(Entries taken from a collection)
=-=-=

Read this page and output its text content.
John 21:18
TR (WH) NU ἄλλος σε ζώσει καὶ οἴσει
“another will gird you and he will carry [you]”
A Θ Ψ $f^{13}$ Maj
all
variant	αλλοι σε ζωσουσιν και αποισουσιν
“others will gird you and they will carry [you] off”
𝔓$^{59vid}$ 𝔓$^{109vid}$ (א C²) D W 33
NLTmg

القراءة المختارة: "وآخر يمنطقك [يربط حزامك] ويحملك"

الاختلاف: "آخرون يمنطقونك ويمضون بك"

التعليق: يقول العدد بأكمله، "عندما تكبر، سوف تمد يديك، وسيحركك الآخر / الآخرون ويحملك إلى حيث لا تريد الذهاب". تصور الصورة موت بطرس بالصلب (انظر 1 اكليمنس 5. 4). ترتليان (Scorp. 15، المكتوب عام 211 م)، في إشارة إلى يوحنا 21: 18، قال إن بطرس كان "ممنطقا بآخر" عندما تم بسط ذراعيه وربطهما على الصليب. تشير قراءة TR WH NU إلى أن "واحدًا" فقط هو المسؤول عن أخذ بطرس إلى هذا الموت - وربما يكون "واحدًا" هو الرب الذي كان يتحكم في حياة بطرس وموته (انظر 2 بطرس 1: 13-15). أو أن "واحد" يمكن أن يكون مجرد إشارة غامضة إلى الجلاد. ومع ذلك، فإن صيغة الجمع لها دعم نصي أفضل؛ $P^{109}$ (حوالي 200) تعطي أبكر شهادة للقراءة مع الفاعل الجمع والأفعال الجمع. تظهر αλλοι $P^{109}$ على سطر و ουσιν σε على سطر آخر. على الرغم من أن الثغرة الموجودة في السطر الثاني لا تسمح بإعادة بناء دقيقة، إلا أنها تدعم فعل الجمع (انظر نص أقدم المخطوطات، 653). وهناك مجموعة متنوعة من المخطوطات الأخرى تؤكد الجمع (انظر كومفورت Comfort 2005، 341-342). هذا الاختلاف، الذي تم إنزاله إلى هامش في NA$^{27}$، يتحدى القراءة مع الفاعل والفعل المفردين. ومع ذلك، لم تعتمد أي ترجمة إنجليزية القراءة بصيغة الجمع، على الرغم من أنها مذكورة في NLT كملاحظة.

=-=-=

Requirement
Scan the material line by line and report each one that contains "carry".

Task answer
“another will gird you and he will carry [you]”
“others will gird you and they will carry [you] off”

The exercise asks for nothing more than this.